──────── Data excerpts

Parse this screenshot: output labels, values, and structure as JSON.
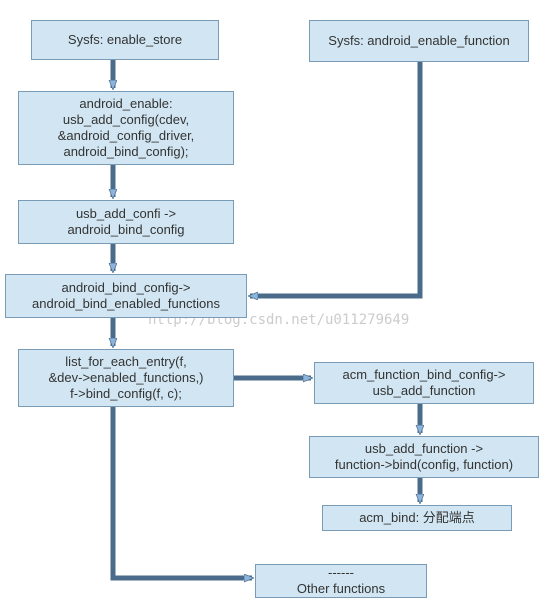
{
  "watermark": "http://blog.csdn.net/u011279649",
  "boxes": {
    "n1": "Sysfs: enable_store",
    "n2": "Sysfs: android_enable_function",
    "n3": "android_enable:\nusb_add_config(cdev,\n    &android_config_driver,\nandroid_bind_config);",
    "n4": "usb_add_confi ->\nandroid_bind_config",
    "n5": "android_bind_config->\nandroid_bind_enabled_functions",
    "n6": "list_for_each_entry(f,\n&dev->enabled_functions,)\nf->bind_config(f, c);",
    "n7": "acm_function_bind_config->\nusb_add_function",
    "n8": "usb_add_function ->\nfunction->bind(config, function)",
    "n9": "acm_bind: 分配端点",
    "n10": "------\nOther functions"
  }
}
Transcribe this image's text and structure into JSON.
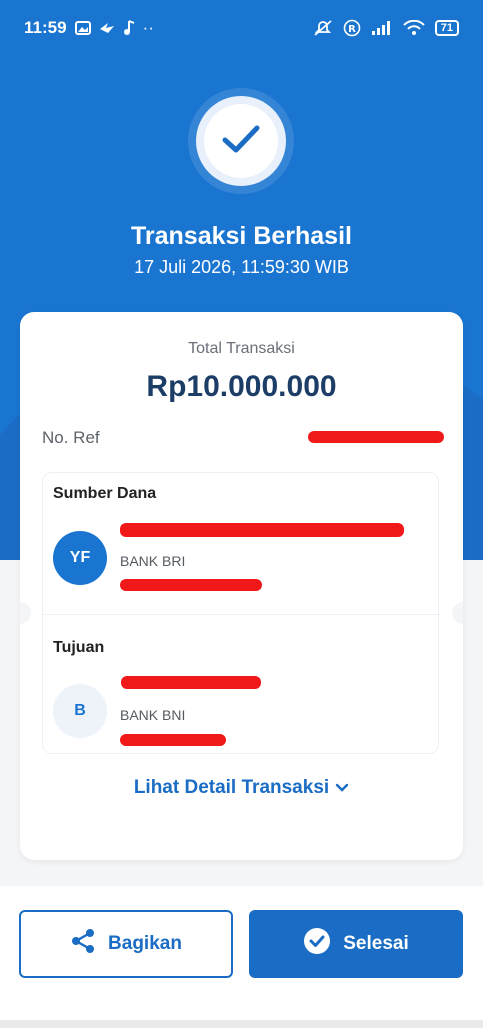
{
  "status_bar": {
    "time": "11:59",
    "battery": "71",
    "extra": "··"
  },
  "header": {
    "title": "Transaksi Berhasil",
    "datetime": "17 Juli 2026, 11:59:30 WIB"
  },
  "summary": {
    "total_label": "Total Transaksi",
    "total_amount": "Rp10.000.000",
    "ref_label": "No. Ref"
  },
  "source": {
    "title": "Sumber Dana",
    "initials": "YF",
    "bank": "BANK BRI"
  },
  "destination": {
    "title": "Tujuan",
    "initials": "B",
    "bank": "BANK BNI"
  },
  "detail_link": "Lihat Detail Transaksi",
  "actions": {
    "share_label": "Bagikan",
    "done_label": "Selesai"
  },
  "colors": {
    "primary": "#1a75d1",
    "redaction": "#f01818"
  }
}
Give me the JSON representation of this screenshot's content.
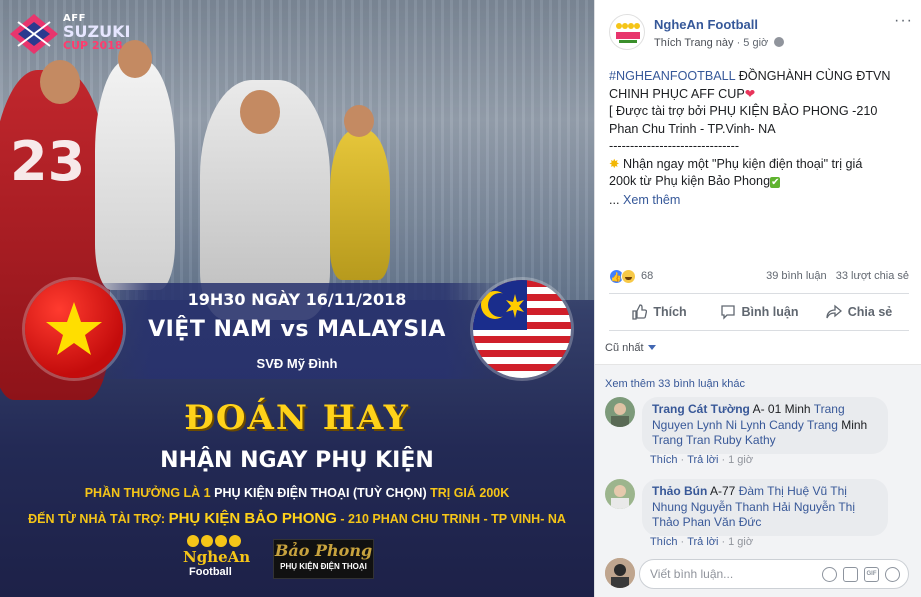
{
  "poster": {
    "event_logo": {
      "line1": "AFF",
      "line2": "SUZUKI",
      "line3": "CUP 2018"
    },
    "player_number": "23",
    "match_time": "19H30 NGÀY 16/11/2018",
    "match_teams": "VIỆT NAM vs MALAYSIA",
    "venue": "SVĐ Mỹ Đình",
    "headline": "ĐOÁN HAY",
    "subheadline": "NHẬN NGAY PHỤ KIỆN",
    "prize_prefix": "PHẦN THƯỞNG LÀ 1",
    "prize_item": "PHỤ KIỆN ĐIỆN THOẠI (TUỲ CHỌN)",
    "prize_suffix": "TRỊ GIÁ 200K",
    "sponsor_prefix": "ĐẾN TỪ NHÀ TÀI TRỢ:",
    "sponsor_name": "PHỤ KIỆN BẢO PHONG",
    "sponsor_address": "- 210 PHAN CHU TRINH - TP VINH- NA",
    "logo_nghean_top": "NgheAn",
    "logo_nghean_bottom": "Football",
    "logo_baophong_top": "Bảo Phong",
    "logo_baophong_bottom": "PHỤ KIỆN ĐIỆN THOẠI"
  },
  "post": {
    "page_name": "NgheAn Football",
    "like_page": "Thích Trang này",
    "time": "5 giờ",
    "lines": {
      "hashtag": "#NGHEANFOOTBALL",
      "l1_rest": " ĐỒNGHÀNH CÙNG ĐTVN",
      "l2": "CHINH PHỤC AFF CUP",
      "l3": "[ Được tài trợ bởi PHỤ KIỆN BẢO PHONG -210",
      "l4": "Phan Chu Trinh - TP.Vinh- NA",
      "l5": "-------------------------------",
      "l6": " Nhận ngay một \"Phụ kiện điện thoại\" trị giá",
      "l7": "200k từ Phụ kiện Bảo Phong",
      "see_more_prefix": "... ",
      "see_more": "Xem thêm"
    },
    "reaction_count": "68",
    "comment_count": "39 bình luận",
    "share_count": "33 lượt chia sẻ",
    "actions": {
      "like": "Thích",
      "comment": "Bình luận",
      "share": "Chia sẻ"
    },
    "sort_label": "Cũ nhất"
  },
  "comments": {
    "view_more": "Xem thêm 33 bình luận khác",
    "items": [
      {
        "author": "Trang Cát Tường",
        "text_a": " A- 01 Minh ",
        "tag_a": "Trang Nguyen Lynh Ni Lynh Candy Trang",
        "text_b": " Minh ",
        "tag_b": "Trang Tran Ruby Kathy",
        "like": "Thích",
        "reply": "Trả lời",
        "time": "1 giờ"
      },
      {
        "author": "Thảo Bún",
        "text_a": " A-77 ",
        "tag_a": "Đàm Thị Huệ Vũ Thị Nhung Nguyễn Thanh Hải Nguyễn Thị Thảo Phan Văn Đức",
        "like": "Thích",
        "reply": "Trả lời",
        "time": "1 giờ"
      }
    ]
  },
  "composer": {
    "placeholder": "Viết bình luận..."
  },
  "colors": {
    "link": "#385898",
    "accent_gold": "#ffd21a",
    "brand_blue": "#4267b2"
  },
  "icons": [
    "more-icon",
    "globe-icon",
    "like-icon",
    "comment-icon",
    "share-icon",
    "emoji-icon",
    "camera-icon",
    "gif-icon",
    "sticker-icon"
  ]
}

────────────────
──────── Data excerpts

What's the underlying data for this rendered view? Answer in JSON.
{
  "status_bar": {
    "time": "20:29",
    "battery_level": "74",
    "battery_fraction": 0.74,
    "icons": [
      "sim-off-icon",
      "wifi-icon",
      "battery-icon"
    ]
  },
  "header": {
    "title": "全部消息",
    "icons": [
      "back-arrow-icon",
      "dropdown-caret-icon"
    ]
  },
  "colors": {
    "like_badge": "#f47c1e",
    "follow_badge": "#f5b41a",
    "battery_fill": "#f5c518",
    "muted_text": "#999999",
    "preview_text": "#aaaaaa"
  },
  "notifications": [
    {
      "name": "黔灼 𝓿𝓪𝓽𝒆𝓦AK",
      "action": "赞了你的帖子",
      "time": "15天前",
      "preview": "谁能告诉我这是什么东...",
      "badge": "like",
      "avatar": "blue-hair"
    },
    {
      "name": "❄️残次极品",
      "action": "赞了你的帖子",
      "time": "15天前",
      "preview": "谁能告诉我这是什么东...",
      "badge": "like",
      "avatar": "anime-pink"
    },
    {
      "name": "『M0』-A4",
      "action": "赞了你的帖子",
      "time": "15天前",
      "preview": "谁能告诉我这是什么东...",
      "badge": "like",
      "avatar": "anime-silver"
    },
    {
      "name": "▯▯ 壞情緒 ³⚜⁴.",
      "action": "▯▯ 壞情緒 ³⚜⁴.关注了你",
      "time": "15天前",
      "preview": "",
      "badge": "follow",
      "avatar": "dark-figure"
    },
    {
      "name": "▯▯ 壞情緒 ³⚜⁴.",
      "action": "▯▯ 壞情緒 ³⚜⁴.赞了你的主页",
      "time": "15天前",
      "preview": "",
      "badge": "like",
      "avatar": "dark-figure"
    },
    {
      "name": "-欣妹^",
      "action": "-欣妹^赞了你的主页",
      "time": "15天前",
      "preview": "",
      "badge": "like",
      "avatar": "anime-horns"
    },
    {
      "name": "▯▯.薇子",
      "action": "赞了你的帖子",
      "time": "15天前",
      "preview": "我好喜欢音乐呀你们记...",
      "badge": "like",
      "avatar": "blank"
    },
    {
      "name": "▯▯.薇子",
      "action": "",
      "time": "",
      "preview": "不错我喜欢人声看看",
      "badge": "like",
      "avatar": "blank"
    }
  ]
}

────────────────

## [Task statement]
Extract all lines containing the word "title".

## [Answer]
    "title": "Transaksi Berhasil",
    "title": "Sumber Dana",
    "title": "Tujuan",
    "title": "全部消息",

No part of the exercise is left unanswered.